▶ **Provided information**
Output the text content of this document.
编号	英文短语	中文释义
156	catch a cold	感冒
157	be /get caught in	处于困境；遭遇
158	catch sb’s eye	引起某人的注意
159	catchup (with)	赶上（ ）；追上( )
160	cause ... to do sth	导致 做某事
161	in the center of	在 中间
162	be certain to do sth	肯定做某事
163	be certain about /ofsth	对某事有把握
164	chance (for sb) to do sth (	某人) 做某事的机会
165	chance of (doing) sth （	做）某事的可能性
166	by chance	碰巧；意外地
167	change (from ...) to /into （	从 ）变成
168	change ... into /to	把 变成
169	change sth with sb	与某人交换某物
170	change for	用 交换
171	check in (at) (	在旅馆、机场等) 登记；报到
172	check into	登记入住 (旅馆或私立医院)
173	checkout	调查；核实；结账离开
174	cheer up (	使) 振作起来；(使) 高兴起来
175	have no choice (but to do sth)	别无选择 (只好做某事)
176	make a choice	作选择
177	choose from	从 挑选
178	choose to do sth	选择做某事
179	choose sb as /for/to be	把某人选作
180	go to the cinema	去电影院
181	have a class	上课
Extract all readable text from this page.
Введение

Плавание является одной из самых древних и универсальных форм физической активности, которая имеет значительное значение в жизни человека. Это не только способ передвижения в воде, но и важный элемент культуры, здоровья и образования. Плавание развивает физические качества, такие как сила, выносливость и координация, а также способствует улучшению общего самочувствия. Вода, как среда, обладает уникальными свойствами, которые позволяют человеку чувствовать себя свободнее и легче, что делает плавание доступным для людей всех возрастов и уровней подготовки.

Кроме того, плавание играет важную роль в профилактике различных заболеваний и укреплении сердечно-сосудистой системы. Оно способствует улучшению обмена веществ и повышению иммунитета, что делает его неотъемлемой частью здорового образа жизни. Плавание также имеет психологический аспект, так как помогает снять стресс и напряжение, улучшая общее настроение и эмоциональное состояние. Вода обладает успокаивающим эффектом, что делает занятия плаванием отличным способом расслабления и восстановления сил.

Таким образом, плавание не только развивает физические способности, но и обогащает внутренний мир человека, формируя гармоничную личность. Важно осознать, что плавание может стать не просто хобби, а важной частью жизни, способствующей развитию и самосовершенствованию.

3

▶ **Work to do**
Retype every entry word for word.

▶ **Written answer**
Output the text content of this document.
编号	英文短语	中文释义
156	catch a cold	感冒
157	be /get caught in	处于困境；遭遇
158	catch sb’s eye	引起某人的注意
159	catchup (with)	赶上（ ）；追上( )
160	cause ... to do sth	导致 做某事
161	in the center of	在 中间
162	be certain to do sth	肯定做某事
163	be certain about /ofsth	对某事有把握
164	chance (for sb) to do sth (	某人) 做某事的机会
165	chance of (doing) sth （	做）某事的可能性
166	by chance	碰巧；意外地
167	change (from ...) to /into （	从 ）变成
168	change ... into /to	把 变成
169	change sth with sb	与某人交换某物
170	change for	用 交换
171	check in (at) (	在旅馆、机场等) 登记；报到
172	check into	登记入住 (旅馆或私立医院)
173	checkout	调查；核实；结账离开
174	cheer up (	使) 振作起来；(使) 高兴起来
175	have no choice (but to do sth)	别无选择 (只好做某事)
176	make a choice	作选择
177	choose from	从 挑选
178	choose to do sth	选择做某事
179	choose sb as /for/to be	把某人选作
180	go to the cinema	去电影院
181	have a class	上课
Extract all readable text from this page.
Введение

Плавание является одной из самых древних и универсальных форм физической активности, которая имеет значительное значение в жизни человека. Это не только способ передвижения в воде, но и важный элемент культуры, здоровья и образования. Плавание развивает физические качества, такие как сила, выносливость и координация, а также способствует улучшению общего самочувствия. Вода, как среда, обладает уникальными свойствами, которые позволяют человеку чувствовать себя свободнее и легче, что делает плавание доступным для людей всех возрастов и уровней подготовки.

Кроме того, плавание играет важную роль в профилактике различных заболеваний и укреплении сердечно-сосудистой системы. Оно способствует улучшению обмена веществ и повышению иммунитета, что делает его неотъемлемой частью здорового образа жизни. Плавание также имеет психологический аспект, так как помогает снять стресс и напряжение, улучшая общее настроение и эмоциональное состояние. Вода обладает успокаивающим эффектом, что делает занятия плаванием отличным способом расслабления и восстановления сил.

Таким образом, плавание не только развивает физические способности, но и обогащает внутренний мир человека, формируя гармоничную личность. Важно осознать, что плавание может стать не просто хобби, а важной частью жизни, способствующей развитию и самосовершенствованию.

3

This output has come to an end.